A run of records
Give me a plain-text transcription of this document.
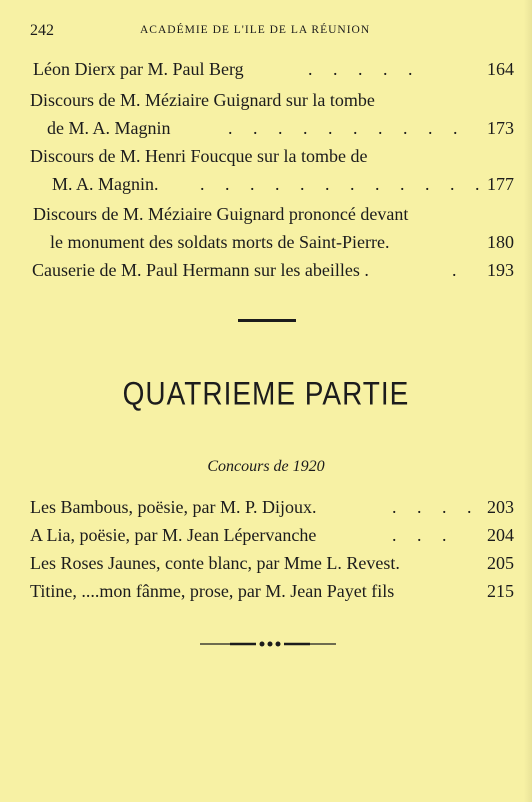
242	ACADÉMIE DE L'ILE DE LA RÉUNION
Léon Dierx par M. Paul Berg	. . . . .	164
Discours de M. Méziaire Guignard sur la tombe
de M. A. Magnin	. . . . . . . . . . 173
Discours de M. Henri Foucque sur la tombe de
M. A. Magnin. . . . . . . . . . . . . 177
Discours de M. Méziaire Guignard prononcé devant
le monument des soldats morts de Saint-Pierre.	180
Causerie de M. Paul Hermann sur les abeilles .	. 193
QUATRIEME PARTIE
Concours de 1920
Les Bambous, poësie, par M. P. Dijoux.	. . . . 203
A Lia, poësie, par M. Jean Lépervanche	. . . 204
Les Roses Jaunes, conte blanc, par Mme L. Revest.	205
Titine, ....mon fânme, prose, par M. Jean Payet fils	215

**Challenge**
Your task is to copy the entries in full and exactly, without any images.

**Problem solution**
Give me a plain-text transcription of this document.
242	ACADÉMIE DE L'ILE DE LA RÉUNION
Léon Dierx par M. Paul Berg	. . . . .	164
Discours de M. Méziaire Guignard sur la tombe
de M. A. Magnin	. . . . . . . . . . 173
Discours de M. Henri Foucque sur la tombe de
M. A. Magnin. . . . . . . . . . . . . 177
Discours de M. Méziaire Guignard prononcé devant
le monument des soldats morts de Saint-Pierre.	180
Causerie de M. Paul Hermann sur les abeilles .	. 193
QUATRIEME PARTIE
Concours de 1920
Les Bambous, poësie, par M. P. Dijoux.	. . . . 203
A Lia, poësie, par M. Jean Lépervanche	. . . 204
Les Roses Jaunes, conte blanc, par Mme L. Revest.	205
Titine, ....mon fânme, prose, par M. Jean Payet fils	215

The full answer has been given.